==== Information supplied ====

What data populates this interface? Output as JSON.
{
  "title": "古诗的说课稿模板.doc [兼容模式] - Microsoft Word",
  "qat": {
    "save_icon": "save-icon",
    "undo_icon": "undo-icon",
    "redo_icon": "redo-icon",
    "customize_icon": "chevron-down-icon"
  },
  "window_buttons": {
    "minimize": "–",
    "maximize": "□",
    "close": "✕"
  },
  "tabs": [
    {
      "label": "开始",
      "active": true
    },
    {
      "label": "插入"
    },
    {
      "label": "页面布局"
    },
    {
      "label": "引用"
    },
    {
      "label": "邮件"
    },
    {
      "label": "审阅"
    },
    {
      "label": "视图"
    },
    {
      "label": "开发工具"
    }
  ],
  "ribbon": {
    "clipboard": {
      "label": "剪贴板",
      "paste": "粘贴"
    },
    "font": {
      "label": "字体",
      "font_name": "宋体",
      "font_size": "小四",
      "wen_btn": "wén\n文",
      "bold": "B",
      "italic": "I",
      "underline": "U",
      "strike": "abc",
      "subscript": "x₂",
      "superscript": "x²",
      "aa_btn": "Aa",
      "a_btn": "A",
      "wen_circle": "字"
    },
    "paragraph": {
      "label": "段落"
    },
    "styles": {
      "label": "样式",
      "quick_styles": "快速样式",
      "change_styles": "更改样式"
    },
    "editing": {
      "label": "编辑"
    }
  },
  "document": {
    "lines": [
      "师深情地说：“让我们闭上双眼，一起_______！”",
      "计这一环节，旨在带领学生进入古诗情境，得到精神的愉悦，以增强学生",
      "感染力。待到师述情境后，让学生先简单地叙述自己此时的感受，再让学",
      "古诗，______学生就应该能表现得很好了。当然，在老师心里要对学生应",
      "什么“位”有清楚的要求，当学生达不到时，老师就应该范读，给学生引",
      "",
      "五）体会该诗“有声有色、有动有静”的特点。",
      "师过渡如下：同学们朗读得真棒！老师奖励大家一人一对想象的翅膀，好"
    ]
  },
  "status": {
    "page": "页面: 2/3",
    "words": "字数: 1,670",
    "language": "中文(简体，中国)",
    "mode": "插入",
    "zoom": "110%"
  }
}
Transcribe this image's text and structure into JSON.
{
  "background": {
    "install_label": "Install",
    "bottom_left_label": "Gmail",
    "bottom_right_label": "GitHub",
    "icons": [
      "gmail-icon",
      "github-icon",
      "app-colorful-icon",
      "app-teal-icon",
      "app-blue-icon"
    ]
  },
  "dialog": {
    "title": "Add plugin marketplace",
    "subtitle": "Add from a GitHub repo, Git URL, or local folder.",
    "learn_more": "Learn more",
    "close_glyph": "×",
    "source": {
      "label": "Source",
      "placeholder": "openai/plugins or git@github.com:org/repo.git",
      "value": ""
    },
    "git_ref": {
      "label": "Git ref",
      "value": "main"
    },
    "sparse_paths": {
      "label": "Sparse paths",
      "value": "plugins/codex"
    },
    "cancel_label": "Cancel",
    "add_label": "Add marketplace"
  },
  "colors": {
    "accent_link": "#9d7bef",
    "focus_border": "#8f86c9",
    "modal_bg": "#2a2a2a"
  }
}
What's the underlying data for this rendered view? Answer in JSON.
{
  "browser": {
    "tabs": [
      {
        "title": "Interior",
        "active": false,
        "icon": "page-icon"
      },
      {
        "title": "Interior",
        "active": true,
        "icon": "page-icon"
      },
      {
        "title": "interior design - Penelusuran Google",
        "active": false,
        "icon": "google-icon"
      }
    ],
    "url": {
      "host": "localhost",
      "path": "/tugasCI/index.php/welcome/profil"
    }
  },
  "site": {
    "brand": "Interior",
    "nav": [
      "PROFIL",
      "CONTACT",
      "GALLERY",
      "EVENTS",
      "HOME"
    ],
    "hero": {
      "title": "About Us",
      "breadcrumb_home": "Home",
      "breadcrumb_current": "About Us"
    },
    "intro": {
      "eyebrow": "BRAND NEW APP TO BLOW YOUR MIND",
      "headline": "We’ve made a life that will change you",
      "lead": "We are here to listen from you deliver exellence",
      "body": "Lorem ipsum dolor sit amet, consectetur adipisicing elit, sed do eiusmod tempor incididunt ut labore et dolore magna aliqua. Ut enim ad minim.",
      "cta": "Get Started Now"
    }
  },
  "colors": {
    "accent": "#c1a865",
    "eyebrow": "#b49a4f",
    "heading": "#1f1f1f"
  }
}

====

> [Instructions to follow] Copy the material above, line for line.

> [Written solution]
What data populates this interface? Output as JSON.
{
  "title": "古诗的说课稿模板.doc [兼容模式] - Microsoft Word",
  "qat": {
    "save_icon": "save-icon",
    "undo_icon": "undo-icon",
    "redo_icon": "redo-icon",
    "customize_icon": "chevron-down-icon"
  },
  "window_buttons": {
    "minimize": "–",
    "maximize": "□",
    "close": "✕"
  },
  "tabs": [
    {
      "label": "开始",
      "active": true
    },
    {
      "label": "插入"
    },
    {
      "label": "页面布局"
    },
    {
      "label": "引用"
    },
    {
      "label": "邮件"
    },
    {
      "label": "审阅"
    },
    {
      "label": "视图"
    },
    {
      "label": "开发工具"
    }
  ],
  "ribbon": {
    "clipboard": {
      "label": "剪贴板",
      "paste": "粘贴"
    },
    "font": {
      "label": "字体",
      "font_name": "宋体",
      "font_size": "小四",
      "wen_btn": "wén\n文",
      "bold": "B",
      "italic": "I",
      "underline": "U",
      "strike": "abc",
      "subscript": "x₂",
      "superscript": "x²",
      "aa_btn": "Aa",
      "a_btn": "A",
      "wen_circle": "字"
    },
    "paragraph": {
      "label": "段落"
    },
    "styles": {
      "label": "样式",
      "quick_styles": "快速样式",
      "change_styles": "更改样式"
    },
    "editing": {
      "label": "编辑"
    }
  },
  "document": {
    "lines": [
      "师深情地说：“让我们闭上双眼，一起_______！”",
      "计这一环节，旨在带领学生进入古诗情境，得到精神的愉悦，以增强学生",
      "感染力。待到师述情境后，让学生先简单地叙述自己此时的感受，再让学",
      "古诗，______学生就应该能表现得很好了。当然，在老师心里要对学生应",
      "什么“位”有清楚的要求，当学生达不到时，老师就应该范读，给学生引",
      "",
      "五）体会该诗“有声有色、有动有静”的特点。",
      "师过渡如下：同学们朗读得真棒！老师奖励大家一人一对想象的翅膀，好"
    ]
  },
  "status": {
    "page": "页面: 2/3",
    "words": "字数: 1,670",
    "language": "中文(简体，中国)",
    "mode": "插入",
    "zoom": "110%"
  }
}
Transcribe this image's text and structure into JSON.
{
  "background": {
    "install_label": "Install",
    "bottom_left_label": "Gmail",
    "bottom_right_label": "GitHub",
    "icons": [
      "gmail-icon",
      "github-icon",
      "app-colorful-icon",
      "app-teal-icon",
      "app-blue-icon"
    ]
  },
  "dialog": {
    "title": "Add plugin marketplace",
    "subtitle": "Add from a GitHub repo, Git URL, or local folder.",
    "learn_more": "Learn more",
    "close_glyph": "×",
    "source": {
      "label": "Source",
      "placeholder": "openai/plugins or git@github.com:org/repo.git",
      "value": ""
    },
    "git_ref": {
      "label": "Git ref",
      "value": "main"
    },
    "sparse_paths": {
      "label": "Sparse paths",
      "value": "plugins/codex"
    },
    "cancel_label": "Cancel",
    "add_label": "Add marketplace"
  },
  "colors": {
    "accent_link": "#9d7bef",
    "focus_border": "#8f86c9",
    "modal_bg": "#2a2a2a"
  }
}
What's the underlying data for this rendered view? Answer in JSON.
{
  "browser": {
    "tabs": [
      {
        "title": "Interior",
        "active": false,
        "icon": "page-icon"
      },
      {
        "title": "Interior",
        "active": true,
        "icon": "page-icon"
      },
      {
        "title": "interior design - Penelusuran Google",
        "active": false,
        "icon": "google-icon"
      }
    ],
    "url": {
      "host": "localhost",
      "path": "/tugasCI/index.php/welcome/profil"
    }
  },
  "site": {
    "brand": "Interior",
    "nav": [
      "PROFIL",
      "CONTACT",
      "GALLERY",
      "EVENTS",
      "HOME"
    ],
    "hero": {
      "title": "About Us",
      "breadcrumb_home": "Home",
      "breadcrumb_current": "About Us"
    },
    "intro": {
      "eyebrow": "BRAND NEW APP TO BLOW YOUR MIND",
      "headline": "We’ve made a life that will change you",
      "lead": "We are here to listen from you deliver exellence",
      "body": "Lorem ipsum dolor sit amet, consectetur adipisicing elit, sed do eiusmod tempor incididunt ut labore et dolore magna aliqua. Ut enim ad minim.",
      "cta": "Get Started Now"
    }
  },
  "colors": {
    "accent": "#c1a865",
    "eyebrow": "#b49a4f",
    "heading": "#1f1f1f"
  }
}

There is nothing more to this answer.